Pull each line containing "Installation" out of the data and copy it.
— START —
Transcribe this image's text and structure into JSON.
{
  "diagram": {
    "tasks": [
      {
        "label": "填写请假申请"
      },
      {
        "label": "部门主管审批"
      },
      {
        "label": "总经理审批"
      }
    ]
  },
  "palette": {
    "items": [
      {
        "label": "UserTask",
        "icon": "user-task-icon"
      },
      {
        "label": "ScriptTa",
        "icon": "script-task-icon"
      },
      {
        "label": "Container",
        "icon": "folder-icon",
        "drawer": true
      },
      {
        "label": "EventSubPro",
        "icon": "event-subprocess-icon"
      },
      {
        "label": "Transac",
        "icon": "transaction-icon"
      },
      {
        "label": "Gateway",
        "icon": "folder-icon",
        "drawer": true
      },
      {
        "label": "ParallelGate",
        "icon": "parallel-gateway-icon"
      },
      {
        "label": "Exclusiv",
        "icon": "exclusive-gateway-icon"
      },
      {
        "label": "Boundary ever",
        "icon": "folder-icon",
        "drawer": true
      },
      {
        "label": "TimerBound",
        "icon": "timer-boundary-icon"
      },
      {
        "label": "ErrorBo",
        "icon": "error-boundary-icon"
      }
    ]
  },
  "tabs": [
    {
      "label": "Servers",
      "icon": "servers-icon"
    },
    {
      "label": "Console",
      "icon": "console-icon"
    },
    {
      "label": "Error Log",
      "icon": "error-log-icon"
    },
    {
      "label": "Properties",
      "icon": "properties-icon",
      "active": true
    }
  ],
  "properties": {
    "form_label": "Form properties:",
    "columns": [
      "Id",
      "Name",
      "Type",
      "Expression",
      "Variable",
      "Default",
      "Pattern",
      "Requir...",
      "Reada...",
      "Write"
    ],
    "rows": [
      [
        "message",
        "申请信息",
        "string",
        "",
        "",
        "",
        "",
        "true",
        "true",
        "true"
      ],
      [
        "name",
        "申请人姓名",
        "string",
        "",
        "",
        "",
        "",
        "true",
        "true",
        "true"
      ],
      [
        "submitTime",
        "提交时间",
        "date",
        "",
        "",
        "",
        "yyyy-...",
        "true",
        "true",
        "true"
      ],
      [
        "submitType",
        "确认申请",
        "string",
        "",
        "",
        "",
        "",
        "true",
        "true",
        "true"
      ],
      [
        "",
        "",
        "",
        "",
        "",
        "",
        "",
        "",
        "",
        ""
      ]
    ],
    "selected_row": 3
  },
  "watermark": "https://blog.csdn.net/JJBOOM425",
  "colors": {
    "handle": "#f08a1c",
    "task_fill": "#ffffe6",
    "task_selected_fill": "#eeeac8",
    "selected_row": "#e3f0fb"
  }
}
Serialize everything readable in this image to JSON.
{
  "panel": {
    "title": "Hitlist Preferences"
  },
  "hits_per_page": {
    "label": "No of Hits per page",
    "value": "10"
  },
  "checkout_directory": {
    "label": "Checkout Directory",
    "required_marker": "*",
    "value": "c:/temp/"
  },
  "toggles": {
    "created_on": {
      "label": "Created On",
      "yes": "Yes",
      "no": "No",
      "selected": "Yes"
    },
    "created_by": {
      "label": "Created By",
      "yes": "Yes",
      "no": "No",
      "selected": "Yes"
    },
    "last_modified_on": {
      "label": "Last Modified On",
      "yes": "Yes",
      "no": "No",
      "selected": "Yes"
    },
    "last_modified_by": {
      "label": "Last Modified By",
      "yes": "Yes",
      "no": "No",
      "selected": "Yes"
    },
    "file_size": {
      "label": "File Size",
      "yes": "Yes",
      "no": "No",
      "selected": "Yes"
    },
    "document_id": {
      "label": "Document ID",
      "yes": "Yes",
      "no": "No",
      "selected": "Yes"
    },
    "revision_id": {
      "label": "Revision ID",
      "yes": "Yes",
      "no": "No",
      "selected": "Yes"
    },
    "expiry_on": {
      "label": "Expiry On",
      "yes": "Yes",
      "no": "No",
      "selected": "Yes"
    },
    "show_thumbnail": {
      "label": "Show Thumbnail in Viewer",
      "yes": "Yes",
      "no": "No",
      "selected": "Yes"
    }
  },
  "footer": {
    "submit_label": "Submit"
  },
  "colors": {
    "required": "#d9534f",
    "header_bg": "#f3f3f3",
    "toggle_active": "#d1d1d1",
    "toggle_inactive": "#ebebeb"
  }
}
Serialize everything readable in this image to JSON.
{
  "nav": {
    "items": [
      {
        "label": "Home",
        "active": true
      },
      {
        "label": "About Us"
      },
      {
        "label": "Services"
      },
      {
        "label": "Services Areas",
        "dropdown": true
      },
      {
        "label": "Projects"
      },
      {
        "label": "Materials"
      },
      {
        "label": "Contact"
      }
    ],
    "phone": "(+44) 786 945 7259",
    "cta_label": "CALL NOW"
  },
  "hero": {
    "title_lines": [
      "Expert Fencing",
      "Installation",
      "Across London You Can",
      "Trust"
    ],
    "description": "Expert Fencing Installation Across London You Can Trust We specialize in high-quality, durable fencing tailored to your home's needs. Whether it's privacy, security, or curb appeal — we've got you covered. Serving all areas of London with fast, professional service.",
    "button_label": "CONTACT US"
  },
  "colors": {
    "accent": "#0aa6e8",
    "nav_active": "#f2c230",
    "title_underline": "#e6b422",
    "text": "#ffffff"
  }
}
— END —
Exercise output >>
      "Installation",
    "description": "Expert Fencing Installation Across London You Can Trust We specialize in high-quality, durable fencing tailored to your home's needs. Whether it's privacy, security, or curb appeal — we've got you covered. Serving all areas of London with fast, professional service.",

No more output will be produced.